(Visual layout records)
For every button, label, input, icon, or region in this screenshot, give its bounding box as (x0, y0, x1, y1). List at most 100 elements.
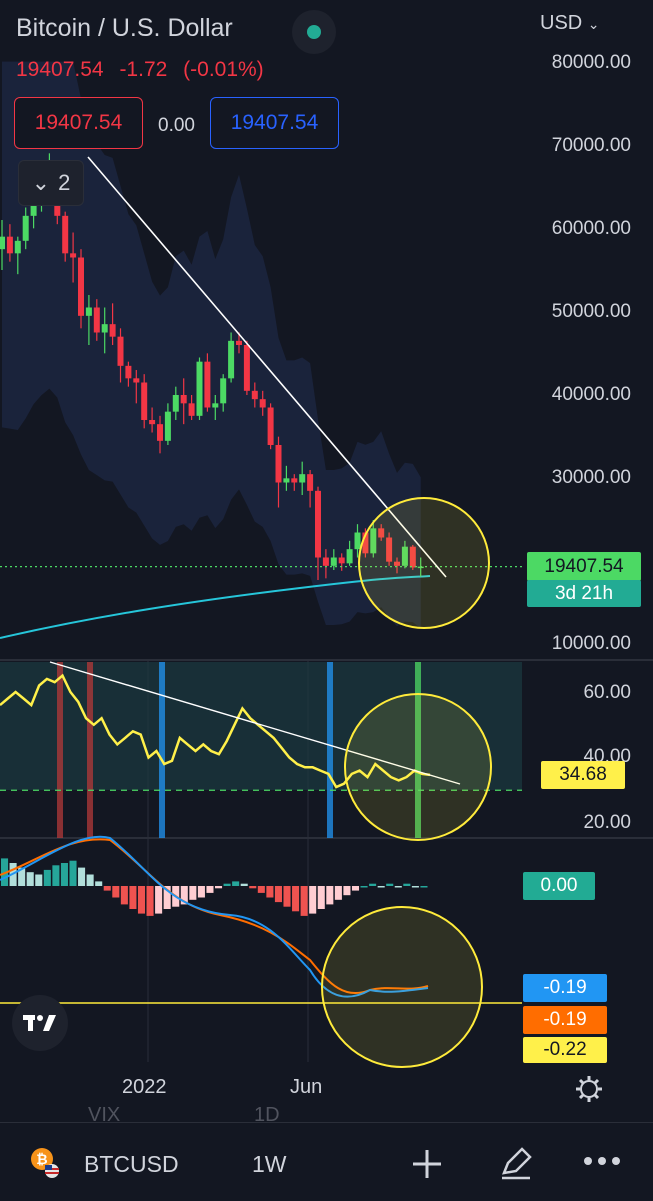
macd-histogram-bar (26, 872, 34, 886)
candle-body (204, 361, 211, 408)
ghost-label: VIX (88, 1104, 121, 1126)
tradingview-logo-icon[interactable] (12, 995, 68, 1051)
candle-body (267, 407, 274, 445)
macd-histogram-bar (129, 886, 137, 909)
chevron-down-icon: ⌄ (31, 170, 51, 195)
price-change-line: 19407.54 -1.72 (-0.01%) (16, 58, 274, 82)
candle-body (6, 236, 13, 254)
macd-histogram-bar (240, 883, 248, 886)
rsi-axis-label: 20.00 (583, 812, 631, 833)
macd-histogram-bar (360, 886, 368, 888)
macd-histogram-tag: 0.00 (523, 872, 595, 900)
macd-histogram-bar (292, 886, 300, 912)
candle-body (330, 557, 337, 566)
rsi-trendline (49, 661, 461, 785)
candle-body (354, 532, 361, 550)
candle-body (346, 549, 353, 564)
macd-histogram-bar (180, 886, 188, 905)
price-axis-label: 50000.00 (551, 301, 631, 322)
highlight-circle-fill (345, 694, 491, 840)
symbol-title[interactable]: Bitcoin / U.S. Dollar (16, 14, 233, 42)
indicators-toggle-button[interactable]: ⌄ 2 (18, 160, 84, 206)
macd-histogram-bar (112, 886, 120, 898)
candle-body (22, 215, 29, 241)
macd-histogram-bar (300, 886, 308, 916)
signal-marker (159, 662, 165, 838)
bitcoin-icon: ₿ (30, 1147, 59, 1178)
macd-histogram-bar (163, 886, 171, 909)
candle-body (212, 403, 219, 408)
highlight-circle (344, 693, 492, 841)
macd-histogram-bar (86, 874, 94, 886)
highlight-circle (321, 906, 483, 1068)
macd-histogram-bar (137, 886, 146, 914)
macd-histogram-bar (146, 886, 154, 916)
candle-body (62, 215, 69, 254)
signal-marker (87, 662, 93, 838)
candle-body (228, 340, 235, 379)
candle-body (370, 528, 377, 554)
price-axis-label: 40000.00 (551, 384, 631, 405)
candle-body (109, 324, 116, 337)
candle-body (338, 557, 345, 564)
candle-body (299, 474, 306, 483)
time-axis-label: 2022 (122, 1076, 167, 1098)
candle-body (14, 240, 21, 254)
macd-histogram-bar (326, 886, 334, 905)
price-axis-label: 80000.00 (551, 52, 631, 73)
plus-icon[interactable] (410, 1147, 444, 1186)
price-axis-label: 30000.00 (551, 467, 631, 488)
candle-body (164, 411, 171, 441)
macd-histogram-bar (317, 886, 325, 909)
macd-histogram-bar (257, 886, 265, 893)
settings-gear-icon[interactable] (574, 1074, 604, 1109)
buy-button[interactable]: 19407.54 (210, 97, 339, 149)
symbol-button[interactable]: BTCUSD (84, 1151, 179, 1177)
macd-histogram-bar (18, 867, 26, 886)
macd-histogram-bar (411, 886, 419, 888)
interval-button[interactable]: 1W (252, 1151, 287, 1177)
macd-histogram-bar (274, 886, 282, 903)
more-icon[interactable] (582, 1151, 622, 1176)
indicators-count: 2 (58, 170, 71, 195)
macd-histogram-bar (334, 886, 342, 900)
highlight-circle-fill (359, 498, 489, 628)
pencil-icon[interactable] (498, 1145, 534, 1186)
macd-histogram-bar (95, 881, 103, 886)
macd-histogram-bar (369, 883, 377, 886)
candle-body (220, 378, 227, 404)
candle-body (417, 566, 424, 569)
macd-signal-tag: -0.19 (523, 1006, 607, 1034)
candle-body (243, 345, 250, 391)
candle-body (322, 557, 329, 566)
candle-body (291, 478, 298, 483)
candle-body (315, 490, 321, 558)
svg-text:₿: ₿ (36, 1152, 47, 1168)
candle-body (78, 257, 84, 316)
macd-histogram-bar (78, 867, 86, 886)
candle-body (180, 395, 187, 404)
macd-histogram-bar (155, 886, 163, 914)
candle-body (196, 361, 203, 416)
macd-histogram-bar (69, 860, 77, 886)
macd-histogram-bar (420, 886, 428, 888)
candle-body (188, 403, 195, 416)
candle-body (141, 382, 148, 420)
candle-body (251, 390, 258, 400)
macd-line-tag: -0.19 (523, 974, 607, 1002)
last-price-tag: 19407.54 (527, 552, 641, 581)
signal-marker (327, 662, 333, 838)
macd-histogram-bar (197, 886, 205, 898)
macd-histogram-bar (403, 883, 411, 886)
currency-selector[interactable]: USD ⌄ (540, 12, 600, 35)
status-dot-icon[interactable] (292, 10, 336, 54)
candle-body (275, 445, 282, 483)
sell-button[interactable]: 19407.54 (14, 97, 143, 149)
candle-body (409, 546, 416, 568)
macd-histogram-bar (249, 886, 257, 889)
signal-marker (415, 662, 421, 838)
candle-body (394, 561, 400, 566)
macd-histogram-bar (283, 886, 291, 907)
macd-histogram-bar (266, 886, 274, 898)
candle-body (236, 340, 242, 345)
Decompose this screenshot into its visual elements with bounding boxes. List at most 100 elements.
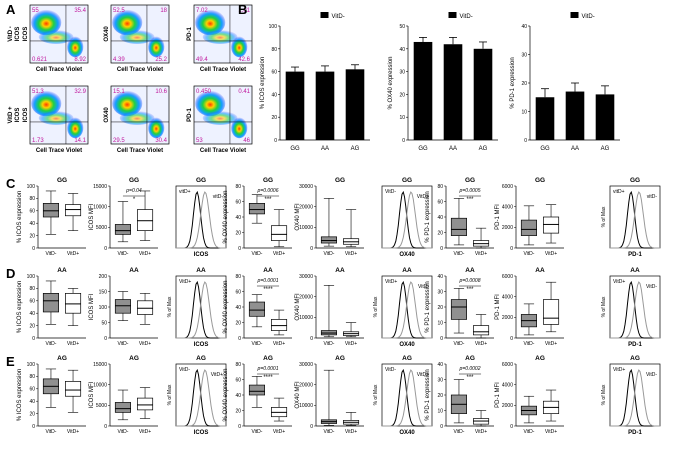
bar-y-tick-label: 10 [399,115,405,121]
histogram-curve-secondary [610,281,660,339]
histogram-genotype-title: AA [196,267,206,274]
histogram-genotype-title: AA [402,267,412,274]
box-y-tick-label: 15000 [93,184,107,190]
histogram-legend-2: vitD- [213,194,224,200]
box-y-tick-label: 100 [27,184,36,190]
box-group-label: VitD+ [273,429,285,435]
box-y-tick-label: 0 [104,424,107,430]
bar-category-label: GG [418,146,428,152]
box-group-label: VitD+ [139,251,151,257]
flow-quadrant-percent: 7.02 [196,8,208,14]
box-y-tick-label: 40 [235,215,241,221]
bar-y-tick-label: 30 [399,70,405,76]
box-y-axis-label: % OX40 expression [223,190,229,243]
box-y-tick-label: 60 [29,299,35,305]
histogram-chart: VitD- VitD+ OX40 AG % of Max [373,355,433,436]
flow-row-label: VitD - [8,26,14,42]
box-y-tick-label: 0 [310,246,313,252]
bar-y-tick-label: 100 [269,24,278,30]
flow-density-mid [38,110,74,125]
flow-plot-6: 0.450 0.41 53 46 Cell Trace Violet PD-1 [187,85,253,154]
histogram-chart: vitD+ vitD- ICOS GG [175,177,227,258]
box-iqr-vitd-minus [114,402,131,413]
histogram-legend-2: VitD- [418,284,429,290]
box-y-tick-label: 10000 [299,315,313,321]
bar-y-tick-label: 50 [399,24,405,30]
bar-y-tick-label: 20 [521,81,527,87]
box-y-tick-label: 20 [29,233,35,239]
box-y-tick-label: 0 [310,424,313,430]
box-p-value: p=0.0001 [257,278,279,284]
histogram-genotype-title: AG [402,355,412,362]
bar-y-tick-label: 40 [521,24,527,30]
box-group-label: VitD- [251,429,262,435]
flow-quadrant-percent: 1.73 [32,138,44,144]
histogram-chart: VitD+ VitD- PD-1 AG % of Max [601,355,661,436]
box-genotype-title: AA [465,267,475,274]
box-genotype-title: AG [335,355,345,362]
box-chart: 0 10000 20000 30000 VitD- VitD+ GG OX40 MFI [295,177,364,257]
box-y-tick-label: 30 [437,289,443,295]
bar-ag [345,69,365,140]
histogram-y-label: % of Max [167,296,173,317]
bar-category-label: AG [351,146,360,152]
flow-quadrant-percent: 15.1 [113,89,125,95]
box-y-tick-label: 100 [27,274,36,280]
flow-quadrant-percent: 0.41 [238,89,250,95]
flow-density-right [231,36,248,58]
box-group-label: VitD+ [545,429,557,435]
flow-density-upper [195,9,226,36]
box-y-axis-label: % PD-1 expression [425,369,431,420]
box-genotype-title: AG [57,355,67,362]
box-y-tick-label: 20 [437,230,443,236]
flow-quadrant-percent: 30.4 [155,138,167,144]
box-y-tick-label: 200 [99,274,108,280]
panel-a-flow-plots: 55 35.4 0.621 8.92 Cell Trace Violet ICOS 52.5… [8,4,253,154]
histogram-legend-1: VitD- [385,189,396,195]
flow-quadrant-percent: 1.01 [238,8,250,14]
box-genotype-title: AA [263,267,273,274]
box-p-value: p=0.04 [125,188,142,194]
box-significance-stars: *** [466,197,474,203]
box-y-tick-label: 30000 [299,362,313,368]
box-genotype-title: GG [263,177,273,184]
histogram-legend-2: VitD+ [211,372,223,378]
box-genotype-title: AA [129,267,139,274]
bar-y-axis-label: % OX40 expression [388,56,394,109]
flow-density-right [148,36,165,58]
box-y-tick-label: 2000 [502,315,513,321]
flow-quadrant-percent: 0.621 [32,57,48,63]
box-group-label: VitD- [117,341,128,347]
bar-y-tick-label: 0 [524,138,527,144]
box-y-axis-label: % OX40 expression [223,280,229,333]
box-y-tick-label: 6000 [502,184,513,190]
flow-quadrant-percent: 29.5 [113,138,125,144]
box-y-tick-label: 60 [235,377,241,383]
flow-x-axis-label: Cell Trace Violet [36,67,82,73]
flow-y-axis-label: PD-1 [187,108,193,122]
histogram-legend-1: VitD+ [613,367,625,373]
box-chart: 0 5000 10000 15000 VitD- VitD+ GG p=0.04 * ICOS M… [89,177,158,257]
box-iqr-vitd-minus [520,219,537,236]
flow-quadrant-percent: 52.5 [113,8,125,14]
box-y-tick-label: 20 [235,408,241,414]
box-group-label: VitD- [523,251,534,257]
box-y-tick-label: 10000 [299,403,313,409]
flow-row-label: VitD + [8,106,14,124]
panel-label-c: C [6,176,16,191]
flow-density-right [231,117,248,139]
box-y-axis-label: ICOS MFI [89,203,95,230]
box-iqr-vitd-minus [114,224,131,235]
box-y-tick-label: 30000 [299,184,313,190]
histogram-x-label: ICOS [194,342,209,348]
histogram-y-label: % of Max [601,296,607,317]
bar-category-label: AG [479,146,488,152]
box-iqr-vitd-plus [473,325,490,336]
box-iqr-vitd-minus [450,299,467,320]
box-chart: 0 10 20 30 40 VitD- VitD+ AG p=0.0002 *** % PD-1 e… [425,355,494,435]
box-genotype-title: AA [535,267,545,274]
bar-y-tick-label: 80 [271,47,277,53]
histogram-curve-secondary [382,281,432,339]
flow-plot-1: 55 35.4 0.621 8.92 Cell Trace Violet ICOS [23,4,89,73]
flow-density-upper [112,9,143,36]
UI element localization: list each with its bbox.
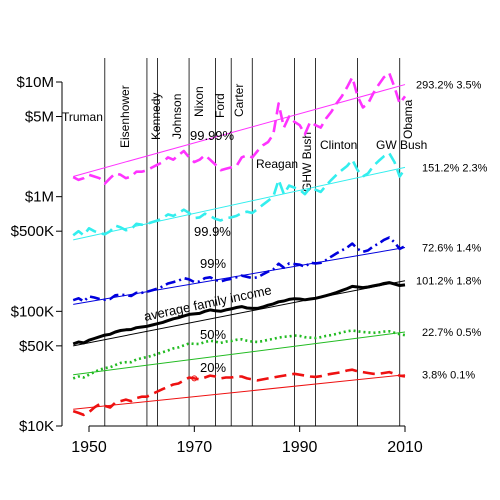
x-tick-label: 2010 (387, 439, 423, 456)
series-line (72, 236, 406, 303)
axes: $10K $50K $100K $500K $1M $5M $10M 1950 1970 1990… (11, 74, 423, 456)
series-label: 99% (200, 256, 226, 271)
y-tick-label: $100K (11, 303, 54, 320)
president-label: Ford (213, 93, 227, 118)
president-label: Truman (62, 110, 103, 124)
y-tick-label: $1M (25, 189, 54, 206)
president-label: Reagan (256, 157, 298, 171)
series-line (72, 329, 406, 380)
trend-line (73, 166, 406, 241)
series-line (72, 71, 407, 185)
series-line (72, 281, 406, 346)
series-label: 50% (200, 327, 226, 342)
growth-annotation: 293.2% 3.5% (416, 80, 482, 92)
trend-line (73, 280, 406, 347)
president-label: Eisenhower (118, 85, 132, 148)
x-tick-label: 1950 (71, 439, 107, 456)
growth-annotation: 72.6% 1.4% (422, 243, 482, 255)
y-tick-label: $10M (16, 74, 54, 91)
trend-line (73, 84, 406, 177)
y-tick-label: $10K (19, 418, 54, 435)
trend-line (73, 374, 406, 410)
annotations: 293.2% 3.5% 151.2% 2.3% 72.6% 1.4% 101.2% 1… (416, 80, 488, 382)
series-line (72, 151, 407, 237)
series-line (72, 368, 406, 417)
president-boundaries (104, 58, 401, 426)
series-lines (72, 71, 407, 417)
series-marker (191, 375, 198, 382)
x-tick-label: 1990 (282, 439, 318, 456)
president-label: GHW Bush (300, 132, 314, 192)
president-label: Johnson (170, 94, 184, 139)
president-label: Carter (232, 84, 246, 117)
president-label: Obama (401, 99, 415, 139)
president-label: Kennedy (149, 93, 163, 140)
president-label: Nixon (192, 86, 206, 117)
growth-annotation: 22.7% 0.5% (422, 327, 482, 339)
growth-annotation: 151.2% 2.3% (422, 162, 488, 174)
growth-annotation: 101.2% 1.8% (416, 276, 482, 288)
y-tick-label: $50K (19, 338, 54, 355)
series-labels: 99.99% 99.9% 99% average family income 50% 20… (143, 128, 273, 375)
president-label: GW Bush (376, 138, 427, 152)
series-label: 20% (200, 360, 226, 375)
president-label: Clinton (320, 138, 357, 152)
y-tick-label: $5M (25, 109, 54, 126)
y-tick-label: $500K (11, 223, 54, 240)
president-labels: Truman Eisenhower Kennedy Johnson Nixon Ford C… (62, 84, 427, 192)
trend-line (73, 331, 406, 376)
growth-annotation: 3.8% 0.1% (422, 370, 475, 382)
series-label: 99.9% (194, 224, 231, 239)
series-label: 99.99% (190, 128, 235, 143)
series-label: average family income (143, 282, 273, 324)
x-tick-label: 1970 (177, 439, 213, 456)
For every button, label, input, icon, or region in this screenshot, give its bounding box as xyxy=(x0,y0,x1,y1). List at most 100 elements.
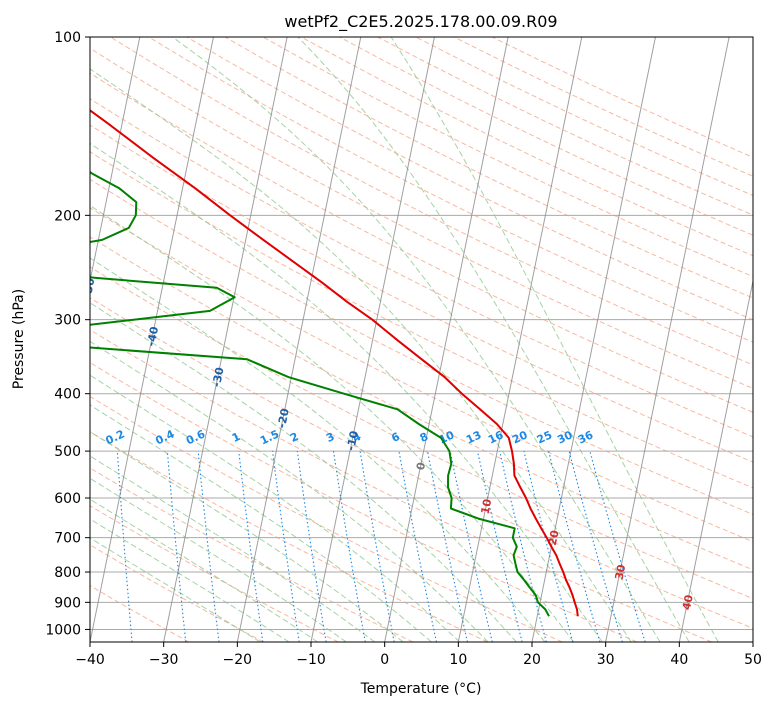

## WHAT IS EXPECTED:
Copy the records starting at the line that contains "x-tick-label: 2010 (387, 439, 423, 456)" and ending at the line that contains "trend-line (73, 280, 406, 347)", swapping "president-label" for "name-label" wherever it occurs and leaving everything else the same.

## RESPONSE:
x-tick-label: 2010 (387, 439, 423, 456)
series-line (72, 236, 406, 303)
axes: $10K $50K $100K $500K $1M $5M $10M 1950 1970 1990… (11, 74, 423, 456)
series-label: 99% (200, 256, 226, 271)
y-tick-label: $100K (11, 303, 54, 320)
name-label: Ford (213, 93, 227, 118)
name-label: Truman (62, 110, 103, 124)
y-tick-label: $1M (25, 189, 54, 206)
name-label: Reagan (256, 157, 298, 171)
series-line (72, 329, 406, 380)
trend-line (73, 166, 406, 241)
series-line (72, 71, 407, 185)
series-line (72, 281, 406, 346)
series-label: 50% (200, 327, 226, 342)
growth-annotation: 293.2% 3.5% (416, 80, 482, 92)
trend-line (73, 280, 406, 347)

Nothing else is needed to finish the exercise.